▸ **DIRECTIONS**
- a) Copy, word for word, the part of the text on Rudolph Giuliani and the Confederate flag that opens with the words containing "Mr. Giuliani ought" and closes with "post all day.)".
- b) In the text on Rudolph Giuliani and the Confederate flag, where was the local press that mocked him for not recognizing an actual Confederate battle flag on a flagpole?
- c) Continue the text on Rudolph Giuliani and the Confederate flag from where it stops.
SELECTED EXCERPT START

    That’s what we found ourselves asking when Rudolph Giuliani told reporters in Alabama that it should be up to the state to decide whether to fly the Confederate battle flag over its Capitol. Never mind that the flag has not flown there for nearly 15 years. Never mind that nobody is pushing to return it. Never mind that lawsuits have been decided on this issue and that millions of Americans find the standard to be a symbol of slavery and repression.

    Explaining his let-them-fly-flags philosophy, he declaimed that one of the “great beauties” of American government is that “we can make different decisions in different parts of the country.”

    He added: “We have different sensitivities.”

    Mr. Giuliani cannot truly believe the issues surrounding the Confederate flag are just a matter of local taste. The Civil War, the civil rights movement and the Supreme Court answered that question. Even the Southern states have largely moved on.

    If he missed all of that, surely he noticed how Senator John McCain humiliated himself in 2000 over the flag in a vain attempt to win the primary in South Carolina. There is no excusing that pandering, but at least the flag was an issue that year in that state. In 2007, Mr. Giuliani simply looks as if he wants to convince voters that no matter what his beliefs are, they should vote for him anyway because he’s prepared to put them aside.

    He said he believes in the right to own guns, but he would let the states decide how to regulate them. The other day he said he was for abortion rights and preened about his political courage. Then he refused to say whether states should spend public money on abortions or require a woman to view an ultrasound picture of her fetus before an abortion.

    Mr. Giuliani ought to stop waving in the wind, because that would be the right thing to do. It is also not working. Southern political strategists said he’s too moderate on abortion and pronounced him dead in their states. In Alabama, the local press mocked him for failing to recognize an actual Confederate battle flag on a flagpole. Americans know a pander when they see one.

    http://www.nytimes.c

  6. I’ve got some killer work for the next month and so won’t be posting here. Just wanted to let you all know it’s not personal – just life getting busy. (Maybe I should get a job at CU so I can just post all day.)

    Take care and keep up the good fight all. See you in a month.
SELECTED EXCERPT END
DATA START
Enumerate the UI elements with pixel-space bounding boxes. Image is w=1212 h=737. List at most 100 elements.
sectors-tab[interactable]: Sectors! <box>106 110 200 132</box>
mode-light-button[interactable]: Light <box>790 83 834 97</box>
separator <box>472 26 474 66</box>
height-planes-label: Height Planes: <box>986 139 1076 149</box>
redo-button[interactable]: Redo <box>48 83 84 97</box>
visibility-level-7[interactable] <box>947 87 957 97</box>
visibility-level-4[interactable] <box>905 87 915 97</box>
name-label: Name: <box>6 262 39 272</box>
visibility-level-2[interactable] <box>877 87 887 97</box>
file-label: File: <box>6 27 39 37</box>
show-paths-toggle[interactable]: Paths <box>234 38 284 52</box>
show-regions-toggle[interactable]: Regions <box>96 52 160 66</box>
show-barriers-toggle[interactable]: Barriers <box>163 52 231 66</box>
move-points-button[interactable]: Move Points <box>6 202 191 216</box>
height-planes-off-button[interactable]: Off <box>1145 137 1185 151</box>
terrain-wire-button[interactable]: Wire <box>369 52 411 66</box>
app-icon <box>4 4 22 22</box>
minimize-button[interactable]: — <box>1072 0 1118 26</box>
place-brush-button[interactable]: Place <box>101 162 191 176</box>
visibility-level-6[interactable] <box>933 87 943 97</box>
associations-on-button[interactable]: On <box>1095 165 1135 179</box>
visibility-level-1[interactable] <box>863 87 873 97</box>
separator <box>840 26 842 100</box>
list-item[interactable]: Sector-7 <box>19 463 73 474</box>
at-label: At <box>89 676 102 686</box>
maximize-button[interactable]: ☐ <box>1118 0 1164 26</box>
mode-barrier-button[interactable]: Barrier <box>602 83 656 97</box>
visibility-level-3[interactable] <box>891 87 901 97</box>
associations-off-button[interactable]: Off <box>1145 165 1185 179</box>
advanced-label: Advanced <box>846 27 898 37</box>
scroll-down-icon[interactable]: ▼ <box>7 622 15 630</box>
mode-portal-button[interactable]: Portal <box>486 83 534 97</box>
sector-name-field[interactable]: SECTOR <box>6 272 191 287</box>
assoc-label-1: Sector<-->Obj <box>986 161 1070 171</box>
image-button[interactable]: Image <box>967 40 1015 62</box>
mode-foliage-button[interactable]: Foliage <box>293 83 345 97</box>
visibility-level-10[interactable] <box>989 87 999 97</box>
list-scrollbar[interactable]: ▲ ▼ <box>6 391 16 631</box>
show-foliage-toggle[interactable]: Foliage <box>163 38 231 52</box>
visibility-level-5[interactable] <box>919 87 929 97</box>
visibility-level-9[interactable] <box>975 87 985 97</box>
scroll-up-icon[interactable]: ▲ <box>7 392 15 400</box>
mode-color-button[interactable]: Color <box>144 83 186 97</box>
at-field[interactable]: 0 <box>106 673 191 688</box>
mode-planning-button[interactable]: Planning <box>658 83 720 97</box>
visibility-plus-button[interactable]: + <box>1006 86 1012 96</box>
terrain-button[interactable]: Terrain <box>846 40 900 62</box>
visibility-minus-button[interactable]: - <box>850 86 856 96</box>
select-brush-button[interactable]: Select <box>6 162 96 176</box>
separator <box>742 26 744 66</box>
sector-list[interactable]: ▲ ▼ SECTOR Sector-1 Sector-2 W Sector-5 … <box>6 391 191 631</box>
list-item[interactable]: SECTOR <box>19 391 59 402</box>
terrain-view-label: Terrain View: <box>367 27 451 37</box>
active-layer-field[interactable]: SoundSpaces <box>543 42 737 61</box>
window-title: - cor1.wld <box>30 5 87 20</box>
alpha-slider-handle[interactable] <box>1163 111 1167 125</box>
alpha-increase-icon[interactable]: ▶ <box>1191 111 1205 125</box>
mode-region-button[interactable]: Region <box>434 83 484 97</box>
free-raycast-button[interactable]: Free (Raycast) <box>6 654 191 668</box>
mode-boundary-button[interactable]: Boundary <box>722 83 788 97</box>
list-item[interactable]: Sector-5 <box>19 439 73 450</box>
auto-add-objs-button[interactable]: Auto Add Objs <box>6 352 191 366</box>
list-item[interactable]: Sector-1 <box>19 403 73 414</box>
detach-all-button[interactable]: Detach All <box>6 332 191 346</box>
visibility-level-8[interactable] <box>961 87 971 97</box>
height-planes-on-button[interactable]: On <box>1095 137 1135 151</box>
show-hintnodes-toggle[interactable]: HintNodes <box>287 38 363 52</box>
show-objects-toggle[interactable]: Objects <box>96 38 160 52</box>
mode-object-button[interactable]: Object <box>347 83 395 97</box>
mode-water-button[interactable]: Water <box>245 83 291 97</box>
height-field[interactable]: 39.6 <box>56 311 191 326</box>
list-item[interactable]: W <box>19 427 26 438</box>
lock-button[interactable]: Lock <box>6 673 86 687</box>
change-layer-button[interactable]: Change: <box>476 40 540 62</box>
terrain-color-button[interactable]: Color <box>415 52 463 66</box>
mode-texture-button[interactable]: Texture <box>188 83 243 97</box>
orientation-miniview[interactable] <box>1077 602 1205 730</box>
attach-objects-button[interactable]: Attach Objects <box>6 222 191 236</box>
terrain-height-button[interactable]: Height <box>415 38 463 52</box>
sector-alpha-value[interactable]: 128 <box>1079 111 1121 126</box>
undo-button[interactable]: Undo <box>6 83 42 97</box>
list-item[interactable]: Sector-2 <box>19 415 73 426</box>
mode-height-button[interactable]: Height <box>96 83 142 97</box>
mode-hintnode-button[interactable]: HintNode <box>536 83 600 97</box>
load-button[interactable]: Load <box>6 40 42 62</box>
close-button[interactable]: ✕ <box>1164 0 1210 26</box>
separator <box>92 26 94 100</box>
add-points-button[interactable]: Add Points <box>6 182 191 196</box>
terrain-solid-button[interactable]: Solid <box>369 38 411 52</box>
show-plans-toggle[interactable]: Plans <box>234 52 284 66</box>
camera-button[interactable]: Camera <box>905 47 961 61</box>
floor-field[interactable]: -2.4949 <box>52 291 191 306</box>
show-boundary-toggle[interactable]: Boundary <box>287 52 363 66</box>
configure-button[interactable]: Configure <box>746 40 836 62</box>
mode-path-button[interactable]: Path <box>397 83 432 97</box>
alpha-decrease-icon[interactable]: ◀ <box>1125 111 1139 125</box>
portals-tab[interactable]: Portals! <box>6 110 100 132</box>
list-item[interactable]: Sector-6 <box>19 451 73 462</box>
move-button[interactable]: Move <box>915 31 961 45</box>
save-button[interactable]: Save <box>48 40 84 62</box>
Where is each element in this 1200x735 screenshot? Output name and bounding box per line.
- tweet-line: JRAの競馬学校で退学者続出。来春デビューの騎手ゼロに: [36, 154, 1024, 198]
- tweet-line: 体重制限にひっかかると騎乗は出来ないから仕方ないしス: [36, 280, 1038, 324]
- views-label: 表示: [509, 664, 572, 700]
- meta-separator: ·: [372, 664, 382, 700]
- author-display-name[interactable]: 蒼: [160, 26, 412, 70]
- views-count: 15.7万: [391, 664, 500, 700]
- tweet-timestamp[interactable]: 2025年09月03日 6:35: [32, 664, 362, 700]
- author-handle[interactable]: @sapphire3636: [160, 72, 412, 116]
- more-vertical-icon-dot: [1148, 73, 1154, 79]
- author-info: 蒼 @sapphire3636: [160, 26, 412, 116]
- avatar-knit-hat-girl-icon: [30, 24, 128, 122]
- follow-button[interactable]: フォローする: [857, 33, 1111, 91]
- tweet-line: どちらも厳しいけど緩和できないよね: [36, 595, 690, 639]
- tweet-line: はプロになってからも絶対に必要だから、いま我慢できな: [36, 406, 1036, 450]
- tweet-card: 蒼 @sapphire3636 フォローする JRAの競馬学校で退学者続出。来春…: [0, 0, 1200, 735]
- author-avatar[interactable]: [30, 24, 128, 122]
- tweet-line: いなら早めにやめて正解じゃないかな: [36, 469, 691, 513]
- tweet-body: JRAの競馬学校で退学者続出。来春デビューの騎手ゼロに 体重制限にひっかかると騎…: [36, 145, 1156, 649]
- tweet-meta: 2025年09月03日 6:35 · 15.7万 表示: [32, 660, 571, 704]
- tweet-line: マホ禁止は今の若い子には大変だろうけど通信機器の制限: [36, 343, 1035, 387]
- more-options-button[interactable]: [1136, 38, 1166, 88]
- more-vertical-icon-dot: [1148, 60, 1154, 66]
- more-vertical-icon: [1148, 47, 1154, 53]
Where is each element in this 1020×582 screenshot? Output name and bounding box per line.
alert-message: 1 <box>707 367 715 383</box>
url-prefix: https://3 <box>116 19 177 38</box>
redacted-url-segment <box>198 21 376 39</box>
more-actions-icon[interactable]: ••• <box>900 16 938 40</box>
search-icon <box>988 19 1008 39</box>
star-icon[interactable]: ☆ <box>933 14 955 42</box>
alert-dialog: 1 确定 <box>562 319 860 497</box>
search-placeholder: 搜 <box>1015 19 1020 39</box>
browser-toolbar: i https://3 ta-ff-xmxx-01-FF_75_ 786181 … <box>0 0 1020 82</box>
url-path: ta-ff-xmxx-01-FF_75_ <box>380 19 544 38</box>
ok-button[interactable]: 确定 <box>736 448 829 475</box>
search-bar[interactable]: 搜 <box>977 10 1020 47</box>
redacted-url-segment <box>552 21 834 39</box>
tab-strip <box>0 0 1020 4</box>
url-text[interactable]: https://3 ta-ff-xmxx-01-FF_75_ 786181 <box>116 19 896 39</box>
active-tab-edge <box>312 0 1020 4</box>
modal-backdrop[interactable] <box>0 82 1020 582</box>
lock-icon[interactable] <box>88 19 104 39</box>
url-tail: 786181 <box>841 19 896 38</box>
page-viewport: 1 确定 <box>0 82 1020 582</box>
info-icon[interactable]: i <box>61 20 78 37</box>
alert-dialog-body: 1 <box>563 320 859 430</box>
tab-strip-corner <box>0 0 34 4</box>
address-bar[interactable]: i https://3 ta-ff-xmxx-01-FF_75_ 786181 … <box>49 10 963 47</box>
DATA END
▸ **ANSWERS TO EACH TASK**
- a)
Mr. Giuliani ought to stop waving in the wind, because that would be the right thing to do. It is also not working. Southern political strategists said he’s too moderate on abortion and pronounced him dead in their states. In Alabama, the local press mocked him for failing to recognize an actual Confederate battle flag on a flagpole. Americans know a pander when they see one.

    http://www.nytimes.c

  6. I’ve got some killer work for the next month and so won’t be posting here. Just wanted to let you all know it’s not personal – just life getting busy. (Maybe I should get a job at CU so I can just post all day.)

- b) Alabama.

- c)
    – dave

    1.   The weblink below goes to a recent MoveOn.org town hall session where all participating Dem presidential candidates responded to the following question: “What is the best and fastest way to get out of Iraq?”  Each candidate gets ten minutes–a five minute summary statement, then two follow-up questions, then a closing statement.  The audio recordings are collected at the website.  I found it very informative to hear the candidates give their answers in their own words.

  7. Recently, Washington Sen. Joseph Lieberman (D-Conn.) came to the Senate floor with a look of sad concern on his face. He was deeply troubled, he said, at the vulgar, morally repugnant content of the new TV season. “We are lowering the standards of what is acceptable in our society and we are sending a message to our children,” he said. He denounced an “acceptance of rude language, foul imagery and gross behavior in the entertainment mainstream.”

    . . . Funny thing: The previous morning, Lieberman had been a guest, as is his regular custom, on the Don Imus radio show on WFAN, a program that seems to get the bulk of its yuks from penis references.

    . . . Lieberman worries, on the Senate floor, that the increasing vulgarity of network TV “is lowering the standards of what we accept on television, particularly in what used to be family programing hours.”

    But he’s talking out of both sides of his mouth. This week’s moments of supposed humor on Imus, broadcast at an hour when children are rising for school, included a reference to Attorney General Janet Reno in crotchless pantyhose, an interview with Screw Magazine’s Al Goldstein and a drunken woman saying “s—” over the air. Teehee.

    As a country, and as a culture…we better get a grip. Crazyness is loose upon the land…….follow the money.